▸ **TASK PROMPT**: Show each line of the data below that has the string "Decorateur" in it.

▸ **MATERIALS PROVIDED**:
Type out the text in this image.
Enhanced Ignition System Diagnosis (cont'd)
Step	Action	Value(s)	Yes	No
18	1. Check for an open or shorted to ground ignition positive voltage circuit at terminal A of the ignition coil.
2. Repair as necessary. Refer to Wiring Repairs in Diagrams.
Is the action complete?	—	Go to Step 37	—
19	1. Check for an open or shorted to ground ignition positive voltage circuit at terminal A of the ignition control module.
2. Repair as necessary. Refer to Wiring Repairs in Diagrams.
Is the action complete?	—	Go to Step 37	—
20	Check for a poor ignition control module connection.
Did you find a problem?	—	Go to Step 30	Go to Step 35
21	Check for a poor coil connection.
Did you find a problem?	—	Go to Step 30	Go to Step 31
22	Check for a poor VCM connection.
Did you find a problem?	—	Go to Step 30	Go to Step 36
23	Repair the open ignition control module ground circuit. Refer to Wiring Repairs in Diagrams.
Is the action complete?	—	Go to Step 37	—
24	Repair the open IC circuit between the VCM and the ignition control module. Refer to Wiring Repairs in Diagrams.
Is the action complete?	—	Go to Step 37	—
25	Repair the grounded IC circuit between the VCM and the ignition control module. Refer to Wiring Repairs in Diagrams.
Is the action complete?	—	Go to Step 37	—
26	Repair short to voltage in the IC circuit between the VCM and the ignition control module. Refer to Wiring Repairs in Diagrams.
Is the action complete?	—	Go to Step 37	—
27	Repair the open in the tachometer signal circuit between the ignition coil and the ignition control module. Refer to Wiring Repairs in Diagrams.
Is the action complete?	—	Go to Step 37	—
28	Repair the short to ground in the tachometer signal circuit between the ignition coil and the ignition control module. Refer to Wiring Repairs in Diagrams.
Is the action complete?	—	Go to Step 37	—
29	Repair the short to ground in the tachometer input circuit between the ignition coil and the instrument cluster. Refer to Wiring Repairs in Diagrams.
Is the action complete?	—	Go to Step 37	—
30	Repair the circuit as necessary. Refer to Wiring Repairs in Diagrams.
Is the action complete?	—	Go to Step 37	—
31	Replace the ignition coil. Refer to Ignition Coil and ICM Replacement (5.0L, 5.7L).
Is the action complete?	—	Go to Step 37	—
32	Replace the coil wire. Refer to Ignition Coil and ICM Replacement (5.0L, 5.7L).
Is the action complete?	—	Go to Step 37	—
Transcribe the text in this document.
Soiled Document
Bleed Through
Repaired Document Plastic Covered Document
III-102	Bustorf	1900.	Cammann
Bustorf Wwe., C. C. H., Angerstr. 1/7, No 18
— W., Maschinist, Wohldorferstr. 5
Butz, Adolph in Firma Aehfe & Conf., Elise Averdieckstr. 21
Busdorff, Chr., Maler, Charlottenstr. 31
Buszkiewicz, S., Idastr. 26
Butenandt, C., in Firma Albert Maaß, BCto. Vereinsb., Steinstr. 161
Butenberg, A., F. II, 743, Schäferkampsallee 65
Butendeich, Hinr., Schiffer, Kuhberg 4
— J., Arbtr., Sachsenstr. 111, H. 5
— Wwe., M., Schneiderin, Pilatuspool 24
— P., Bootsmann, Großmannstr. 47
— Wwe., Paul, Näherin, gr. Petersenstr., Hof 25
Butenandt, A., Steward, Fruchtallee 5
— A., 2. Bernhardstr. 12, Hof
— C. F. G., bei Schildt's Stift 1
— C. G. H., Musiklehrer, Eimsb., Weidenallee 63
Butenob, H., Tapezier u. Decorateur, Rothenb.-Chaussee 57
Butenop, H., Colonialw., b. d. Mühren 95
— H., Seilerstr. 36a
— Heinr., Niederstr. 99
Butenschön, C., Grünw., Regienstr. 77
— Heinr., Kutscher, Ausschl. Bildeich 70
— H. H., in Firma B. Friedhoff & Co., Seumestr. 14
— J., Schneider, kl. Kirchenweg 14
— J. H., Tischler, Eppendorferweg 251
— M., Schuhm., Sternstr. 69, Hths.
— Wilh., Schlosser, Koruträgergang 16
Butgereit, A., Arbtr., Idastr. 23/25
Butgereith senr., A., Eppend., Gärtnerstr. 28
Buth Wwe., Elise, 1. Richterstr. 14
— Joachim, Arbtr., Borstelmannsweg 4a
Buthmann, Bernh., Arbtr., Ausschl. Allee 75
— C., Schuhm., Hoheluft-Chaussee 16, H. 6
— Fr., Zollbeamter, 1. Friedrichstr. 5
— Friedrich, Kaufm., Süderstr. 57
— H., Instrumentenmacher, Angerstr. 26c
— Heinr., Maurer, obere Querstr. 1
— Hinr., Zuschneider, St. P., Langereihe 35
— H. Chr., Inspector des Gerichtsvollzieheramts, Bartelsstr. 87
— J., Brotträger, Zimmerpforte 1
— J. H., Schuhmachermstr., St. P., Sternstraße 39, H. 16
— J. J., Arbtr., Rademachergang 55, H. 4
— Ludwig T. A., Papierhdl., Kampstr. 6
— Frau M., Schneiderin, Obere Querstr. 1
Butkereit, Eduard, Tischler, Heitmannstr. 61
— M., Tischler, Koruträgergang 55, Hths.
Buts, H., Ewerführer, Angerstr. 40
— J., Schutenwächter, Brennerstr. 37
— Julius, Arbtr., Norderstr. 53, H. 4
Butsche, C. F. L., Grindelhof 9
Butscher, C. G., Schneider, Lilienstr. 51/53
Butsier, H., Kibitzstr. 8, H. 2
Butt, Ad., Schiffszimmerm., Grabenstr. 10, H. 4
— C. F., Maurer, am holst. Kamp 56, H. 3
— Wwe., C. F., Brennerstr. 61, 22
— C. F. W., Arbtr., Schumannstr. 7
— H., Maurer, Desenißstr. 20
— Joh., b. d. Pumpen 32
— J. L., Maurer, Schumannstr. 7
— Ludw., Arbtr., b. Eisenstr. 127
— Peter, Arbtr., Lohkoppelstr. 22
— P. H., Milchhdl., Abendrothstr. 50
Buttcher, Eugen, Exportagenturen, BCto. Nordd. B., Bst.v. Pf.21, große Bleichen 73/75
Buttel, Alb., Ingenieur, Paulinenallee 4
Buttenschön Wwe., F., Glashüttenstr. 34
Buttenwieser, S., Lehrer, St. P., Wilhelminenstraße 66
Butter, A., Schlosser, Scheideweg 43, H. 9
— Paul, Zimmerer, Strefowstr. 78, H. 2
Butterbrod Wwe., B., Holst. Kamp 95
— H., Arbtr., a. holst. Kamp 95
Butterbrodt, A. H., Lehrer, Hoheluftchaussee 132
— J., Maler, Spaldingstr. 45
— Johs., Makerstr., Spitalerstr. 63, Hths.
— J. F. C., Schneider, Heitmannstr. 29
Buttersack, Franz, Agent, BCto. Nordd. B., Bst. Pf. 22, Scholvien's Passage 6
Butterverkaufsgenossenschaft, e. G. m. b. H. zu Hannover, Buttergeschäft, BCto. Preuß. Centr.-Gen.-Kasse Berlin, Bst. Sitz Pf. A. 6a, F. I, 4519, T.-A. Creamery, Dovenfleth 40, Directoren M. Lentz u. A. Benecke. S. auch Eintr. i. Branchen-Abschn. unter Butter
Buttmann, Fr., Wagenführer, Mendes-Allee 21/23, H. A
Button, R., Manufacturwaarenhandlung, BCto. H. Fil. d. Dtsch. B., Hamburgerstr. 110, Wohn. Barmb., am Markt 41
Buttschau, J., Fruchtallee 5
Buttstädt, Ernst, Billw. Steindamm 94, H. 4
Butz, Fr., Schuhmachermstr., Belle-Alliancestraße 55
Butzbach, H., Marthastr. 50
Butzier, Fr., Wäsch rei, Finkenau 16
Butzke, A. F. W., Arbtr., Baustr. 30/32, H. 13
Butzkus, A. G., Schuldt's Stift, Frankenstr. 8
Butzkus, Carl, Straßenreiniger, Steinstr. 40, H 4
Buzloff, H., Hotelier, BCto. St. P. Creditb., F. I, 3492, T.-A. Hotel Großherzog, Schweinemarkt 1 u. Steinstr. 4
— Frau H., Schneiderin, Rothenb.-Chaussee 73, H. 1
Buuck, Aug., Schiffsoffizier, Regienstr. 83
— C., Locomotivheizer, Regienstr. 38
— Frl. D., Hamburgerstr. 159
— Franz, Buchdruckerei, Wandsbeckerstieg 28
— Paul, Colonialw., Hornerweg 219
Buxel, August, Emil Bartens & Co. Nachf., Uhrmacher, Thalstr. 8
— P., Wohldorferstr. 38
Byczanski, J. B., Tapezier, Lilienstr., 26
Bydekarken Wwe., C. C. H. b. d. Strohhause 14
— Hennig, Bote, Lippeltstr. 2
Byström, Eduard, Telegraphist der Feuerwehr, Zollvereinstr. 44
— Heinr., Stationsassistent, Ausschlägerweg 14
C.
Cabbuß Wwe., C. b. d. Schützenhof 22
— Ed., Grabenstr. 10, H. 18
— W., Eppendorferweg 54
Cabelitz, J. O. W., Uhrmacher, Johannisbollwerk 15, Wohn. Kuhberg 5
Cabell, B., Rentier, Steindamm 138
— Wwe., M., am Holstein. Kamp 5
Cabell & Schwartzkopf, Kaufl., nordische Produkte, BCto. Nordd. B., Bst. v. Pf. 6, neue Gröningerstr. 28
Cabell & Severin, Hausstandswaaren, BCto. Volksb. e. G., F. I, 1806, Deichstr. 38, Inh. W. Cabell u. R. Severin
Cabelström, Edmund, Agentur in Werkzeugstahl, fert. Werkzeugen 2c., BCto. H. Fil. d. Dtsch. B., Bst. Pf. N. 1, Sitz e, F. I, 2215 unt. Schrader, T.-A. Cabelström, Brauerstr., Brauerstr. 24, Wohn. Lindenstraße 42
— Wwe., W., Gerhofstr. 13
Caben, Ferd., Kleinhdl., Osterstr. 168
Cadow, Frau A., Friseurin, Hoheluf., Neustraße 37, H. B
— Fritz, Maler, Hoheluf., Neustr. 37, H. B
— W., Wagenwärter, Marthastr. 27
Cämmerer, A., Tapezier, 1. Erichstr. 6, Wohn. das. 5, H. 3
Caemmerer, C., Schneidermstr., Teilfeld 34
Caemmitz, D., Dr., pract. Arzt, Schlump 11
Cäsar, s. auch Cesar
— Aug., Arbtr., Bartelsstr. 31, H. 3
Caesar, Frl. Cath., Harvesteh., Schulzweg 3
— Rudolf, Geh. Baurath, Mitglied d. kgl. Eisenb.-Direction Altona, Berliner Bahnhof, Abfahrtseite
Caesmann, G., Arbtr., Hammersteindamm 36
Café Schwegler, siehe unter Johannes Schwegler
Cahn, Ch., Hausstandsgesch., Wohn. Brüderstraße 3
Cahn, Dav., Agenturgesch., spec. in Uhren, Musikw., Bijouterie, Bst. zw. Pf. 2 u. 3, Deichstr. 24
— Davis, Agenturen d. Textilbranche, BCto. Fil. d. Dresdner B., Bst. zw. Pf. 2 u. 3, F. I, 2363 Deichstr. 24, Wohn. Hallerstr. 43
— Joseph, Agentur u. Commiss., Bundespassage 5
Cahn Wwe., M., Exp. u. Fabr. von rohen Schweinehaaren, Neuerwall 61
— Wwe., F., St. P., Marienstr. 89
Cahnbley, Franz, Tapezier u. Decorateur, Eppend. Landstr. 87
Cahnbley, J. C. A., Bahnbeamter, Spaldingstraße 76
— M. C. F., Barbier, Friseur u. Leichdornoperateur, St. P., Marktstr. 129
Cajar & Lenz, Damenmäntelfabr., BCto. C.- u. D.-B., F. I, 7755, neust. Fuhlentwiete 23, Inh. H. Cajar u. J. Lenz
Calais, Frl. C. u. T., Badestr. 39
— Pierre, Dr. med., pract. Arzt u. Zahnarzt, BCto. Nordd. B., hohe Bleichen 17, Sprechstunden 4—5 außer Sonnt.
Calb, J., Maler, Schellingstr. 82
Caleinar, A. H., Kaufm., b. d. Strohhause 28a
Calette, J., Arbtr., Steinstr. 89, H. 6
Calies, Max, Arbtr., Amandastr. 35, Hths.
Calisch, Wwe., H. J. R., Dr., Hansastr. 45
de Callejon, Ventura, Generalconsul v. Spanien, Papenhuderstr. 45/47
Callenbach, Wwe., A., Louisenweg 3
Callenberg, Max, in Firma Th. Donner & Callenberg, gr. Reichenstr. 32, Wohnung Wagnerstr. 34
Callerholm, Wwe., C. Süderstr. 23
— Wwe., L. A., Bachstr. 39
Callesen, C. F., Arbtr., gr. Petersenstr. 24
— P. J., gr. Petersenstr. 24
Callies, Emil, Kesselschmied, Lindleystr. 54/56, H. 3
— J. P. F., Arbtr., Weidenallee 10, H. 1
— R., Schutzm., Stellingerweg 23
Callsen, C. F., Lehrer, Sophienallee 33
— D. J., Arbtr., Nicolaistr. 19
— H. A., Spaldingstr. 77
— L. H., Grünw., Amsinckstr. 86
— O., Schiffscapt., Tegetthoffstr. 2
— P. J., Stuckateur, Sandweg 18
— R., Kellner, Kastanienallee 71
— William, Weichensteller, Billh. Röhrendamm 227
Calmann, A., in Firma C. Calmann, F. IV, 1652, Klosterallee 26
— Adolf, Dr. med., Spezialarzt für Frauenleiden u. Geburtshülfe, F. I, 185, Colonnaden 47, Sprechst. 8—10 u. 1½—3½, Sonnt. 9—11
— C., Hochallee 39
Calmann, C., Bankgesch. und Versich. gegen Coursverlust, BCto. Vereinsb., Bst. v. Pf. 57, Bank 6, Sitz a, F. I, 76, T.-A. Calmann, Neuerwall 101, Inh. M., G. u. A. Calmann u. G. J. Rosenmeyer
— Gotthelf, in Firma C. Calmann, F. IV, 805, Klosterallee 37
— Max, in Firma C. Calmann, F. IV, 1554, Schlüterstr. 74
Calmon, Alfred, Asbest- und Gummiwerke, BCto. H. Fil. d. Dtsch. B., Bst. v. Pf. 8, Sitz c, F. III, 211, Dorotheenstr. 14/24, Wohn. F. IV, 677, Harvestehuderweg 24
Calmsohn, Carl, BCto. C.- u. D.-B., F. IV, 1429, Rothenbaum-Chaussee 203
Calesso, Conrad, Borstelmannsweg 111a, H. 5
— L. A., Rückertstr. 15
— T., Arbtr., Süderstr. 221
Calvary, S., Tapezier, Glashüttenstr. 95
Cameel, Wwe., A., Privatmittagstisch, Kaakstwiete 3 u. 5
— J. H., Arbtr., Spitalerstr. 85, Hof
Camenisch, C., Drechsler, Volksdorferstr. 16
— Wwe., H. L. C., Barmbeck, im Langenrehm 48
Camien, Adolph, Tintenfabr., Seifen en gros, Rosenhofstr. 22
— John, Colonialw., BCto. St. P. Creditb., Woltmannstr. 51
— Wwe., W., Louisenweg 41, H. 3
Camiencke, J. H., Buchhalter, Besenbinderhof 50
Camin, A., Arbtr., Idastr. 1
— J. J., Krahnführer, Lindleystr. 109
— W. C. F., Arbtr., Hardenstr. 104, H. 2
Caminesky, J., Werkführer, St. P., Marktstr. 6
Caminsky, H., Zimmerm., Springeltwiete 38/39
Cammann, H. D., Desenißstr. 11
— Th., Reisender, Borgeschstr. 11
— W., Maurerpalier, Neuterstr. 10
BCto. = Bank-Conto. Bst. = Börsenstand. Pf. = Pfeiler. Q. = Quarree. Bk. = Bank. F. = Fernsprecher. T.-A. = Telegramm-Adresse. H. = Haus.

▸ **TASK ANSWER**:
Butenob, H., Tapezier u. Decorateur, Rothenb.-Chaussee 57
Cahnbley, Franz, Tapezier u. Decorateur, Eppend. Landstr. 87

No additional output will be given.